## What to produce
Below are the records; reproduce all of them exactly but without any images.

## Data for the task
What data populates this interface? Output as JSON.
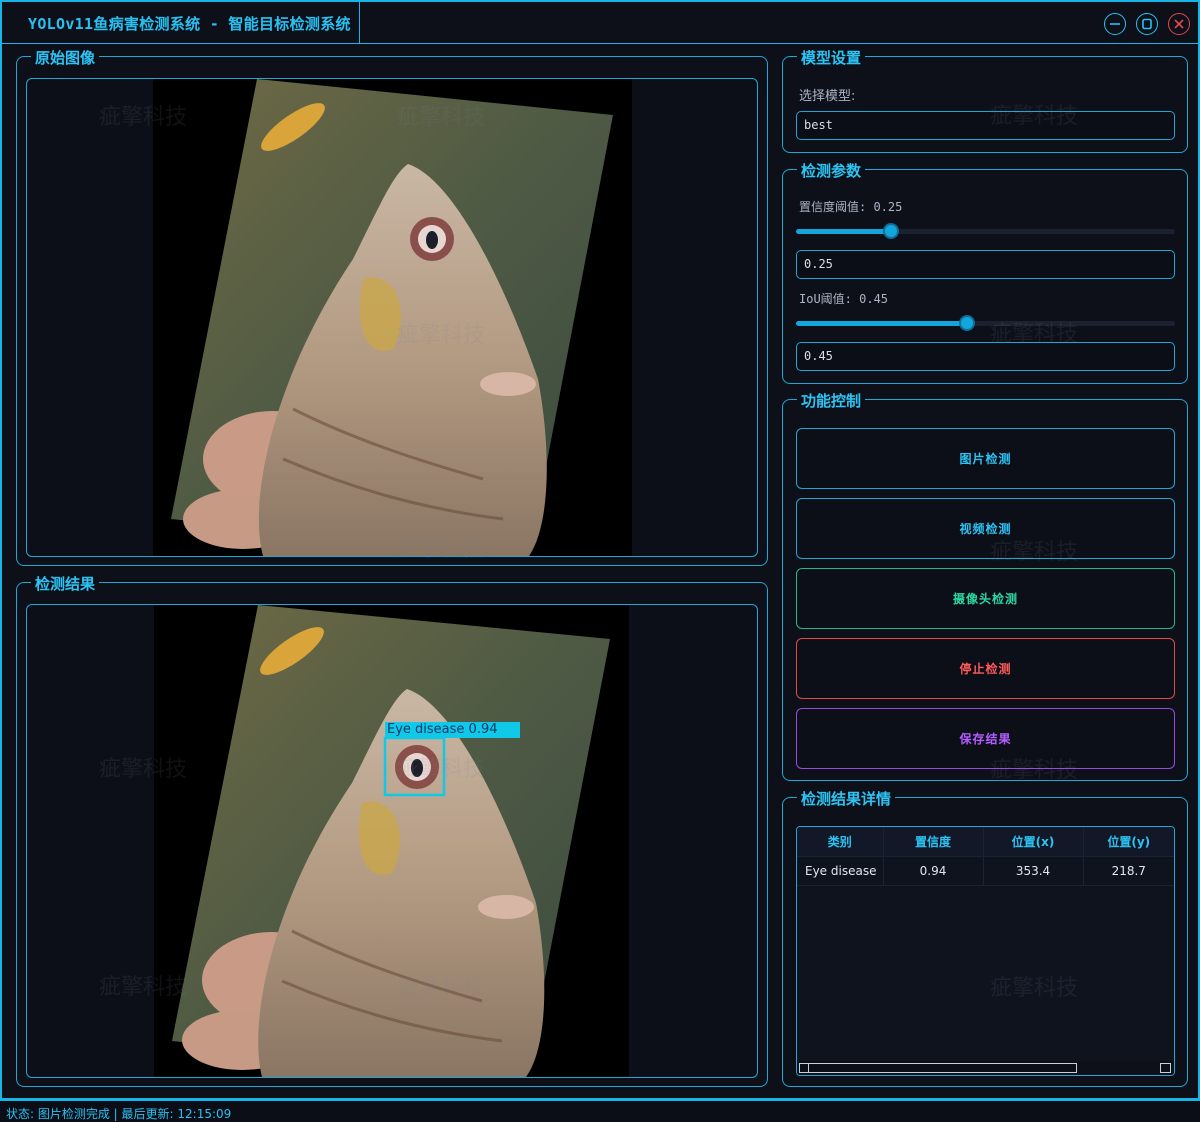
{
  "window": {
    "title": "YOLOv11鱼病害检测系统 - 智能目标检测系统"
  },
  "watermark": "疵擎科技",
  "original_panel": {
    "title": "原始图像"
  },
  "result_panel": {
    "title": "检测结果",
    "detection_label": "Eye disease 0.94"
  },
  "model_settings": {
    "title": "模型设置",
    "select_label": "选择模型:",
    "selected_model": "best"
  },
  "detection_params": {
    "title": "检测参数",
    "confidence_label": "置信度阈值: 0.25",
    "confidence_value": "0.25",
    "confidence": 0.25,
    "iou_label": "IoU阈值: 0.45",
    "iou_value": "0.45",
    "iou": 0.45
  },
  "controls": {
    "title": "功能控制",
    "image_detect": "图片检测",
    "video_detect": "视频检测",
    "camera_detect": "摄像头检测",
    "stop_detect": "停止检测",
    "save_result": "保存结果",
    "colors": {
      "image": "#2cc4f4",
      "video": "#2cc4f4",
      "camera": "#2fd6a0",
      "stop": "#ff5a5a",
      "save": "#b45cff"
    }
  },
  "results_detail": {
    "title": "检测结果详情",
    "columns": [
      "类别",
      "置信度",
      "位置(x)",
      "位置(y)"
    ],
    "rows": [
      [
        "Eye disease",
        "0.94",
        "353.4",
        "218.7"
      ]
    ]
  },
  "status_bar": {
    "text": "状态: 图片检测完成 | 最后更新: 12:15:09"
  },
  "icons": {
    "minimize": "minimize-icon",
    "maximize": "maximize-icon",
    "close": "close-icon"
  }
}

## Correct response
What data populates this interface? Output as JSON.
{
  "window": {
    "title": "YOLOv11鱼病害检测系统 - 智能目标检测系统"
  },
  "watermark": "疵擎科技",
  "original_panel": {
    "title": "原始图像"
  },
  "result_panel": {
    "title": "检测结果",
    "detection_label": "Eye disease 0.94"
  },
  "model_settings": {
    "title": "模型设置",
    "select_label": "选择模型:",
    "selected_model": "best"
  },
  "detection_params": {
    "title": "检测参数",
    "confidence_label": "置信度阈值: 0.25",
    "confidence_value": "0.25",
    "confidence": 0.25,
    "iou_label": "IoU阈值: 0.45",
    "iou_value": "0.45",
    "iou": 0.45
  },
  "controls": {
    "title": "功能控制",
    "image_detect": "图片检测",
    "video_detect": "视频检测",
    "camera_detect": "摄像头检测",
    "stop_detect": "停止检测",
    "save_result": "保存结果",
    "colors": {
      "image": "#2cc4f4",
      "video": "#2cc4f4",
      "camera": "#2fd6a0",
      "stop": "#ff5a5a",
      "save": "#b45cff"
    }
  },
  "results_detail": {
    "title": "检测结果详情",
    "columns": [
      "类别",
      "置信度",
      "位置(x)",
      "位置(y)"
    ],
    "rows": [
      [
        "Eye disease",
        "0.94",
        "353.4",
        "218.7"
      ]
    ]
  },
  "status_bar": {
    "text": "状态: 图片检测完成 | 最后更新: 12:15:09"
  },
  "icons": {
    "minimize": "minimize-icon",
    "maximize": "maximize-icon",
    "close": "close-icon"
  }
}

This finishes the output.